--- Begin LISTING ---
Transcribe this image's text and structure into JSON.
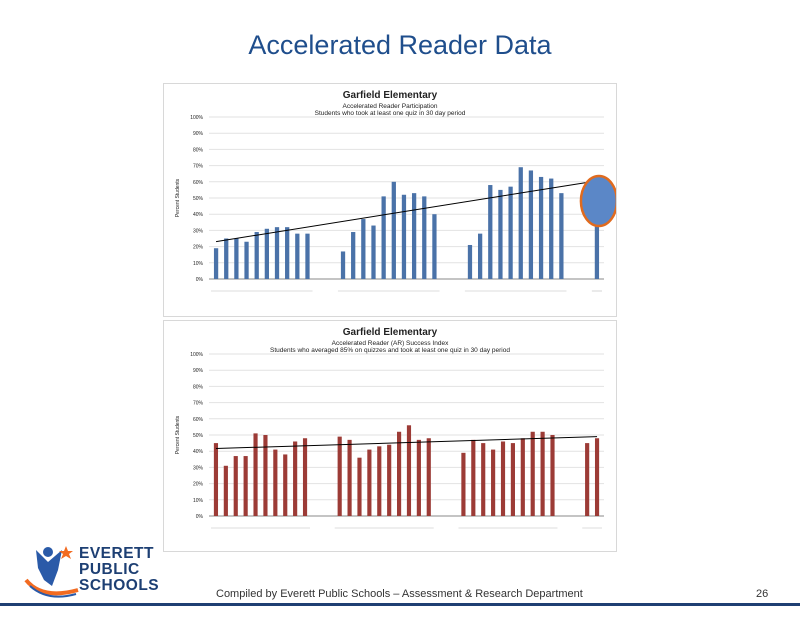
{
  "slide": {
    "title": "Accelerated Reader Data",
    "footer": "Compiled  by Everett Public Schools – Assessment & Research Department",
    "page_number": "26"
  },
  "logo": {
    "line1": "EVERETT",
    "line2": "PUBLIC",
    "line3": "SCHOOLS",
    "colors": {
      "blue": "#1d3f73",
      "orange": "#f26b21",
      "figure": "#2a5aa8"
    }
  },
  "colors": {
    "blue_bars": "#4a72a8",
    "red_bars": "#9c3b36",
    "highlight_fill": "#5b87c7",
    "highlight_stroke": "#e06b1f",
    "trend": "#000000",
    "grid": "#e2e2e2"
  },
  "chart_data": [
    {
      "type": "bar",
      "title": "Garfield Elementary",
      "subtitle": "Accelerated Reader Participation",
      "subtitle2": "Students who took at least one quiz in 30 day period",
      "ylabel": "Percent Students",
      "ylim": [
        0,
        100
      ],
      "yticks": [
        "0%",
        "10%",
        "20%",
        "30%",
        "40%",
        "50%",
        "60%",
        "70%",
        "80%",
        "90%",
        "100%"
      ],
      "trendline": true,
      "highlight_last": true,
      "groups": [
        {
          "values": [
            19,
            25,
            25,
            23,
            29,
            31,
            32,
            32,
            28,
            28
          ]
        },
        {
          "values": [
            17,
            29,
            37,
            33,
            51,
            60,
            52,
            53,
            51,
            40
          ]
        },
        {
          "values": [
            21,
            28,
            58,
            55,
            57,
            69,
            67,
            63,
            62,
            53
          ]
        },
        {
          "values": [
            35
          ]
        }
      ]
    },
    {
      "type": "bar",
      "title": "Garfield Elementary",
      "subtitle": "Accelerated Reader (AR) Success Index",
      "subtitle2": "Students who averaged 85% on quizzes and took at least one quiz in 30 day period",
      "ylabel": "Percent Students",
      "ylim": [
        0,
        100
      ],
      "yticks": [
        "0%",
        "10%",
        "20%",
        "30%",
        "40%",
        "50%",
        "60%",
        "70%",
        "80%",
        "90%",
        "100%"
      ],
      "trendline": true,
      "groups": [
        {
          "values": [
            45,
            31,
            37,
            37,
            51,
            50,
            41,
            38,
            46,
            48
          ]
        },
        {
          "values": [
            49,
            47,
            36,
            41,
            43,
            44,
            52,
            56,
            47,
            48
          ]
        },
        {
          "values": [
            39,
            47,
            45,
            41,
            46,
            45,
            48,
            52,
            52,
            50
          ]
        },
        {
          "values": [
            45,
            48
          ]
        }
      ]
    }
  ]
}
--- End LISTING ---
▶ [WRITTEN INSTRUCTION]: Tally the lines of the listing in which the word "took" occurs, and state the total alone.

▶ [TASK OUTPUT]: 2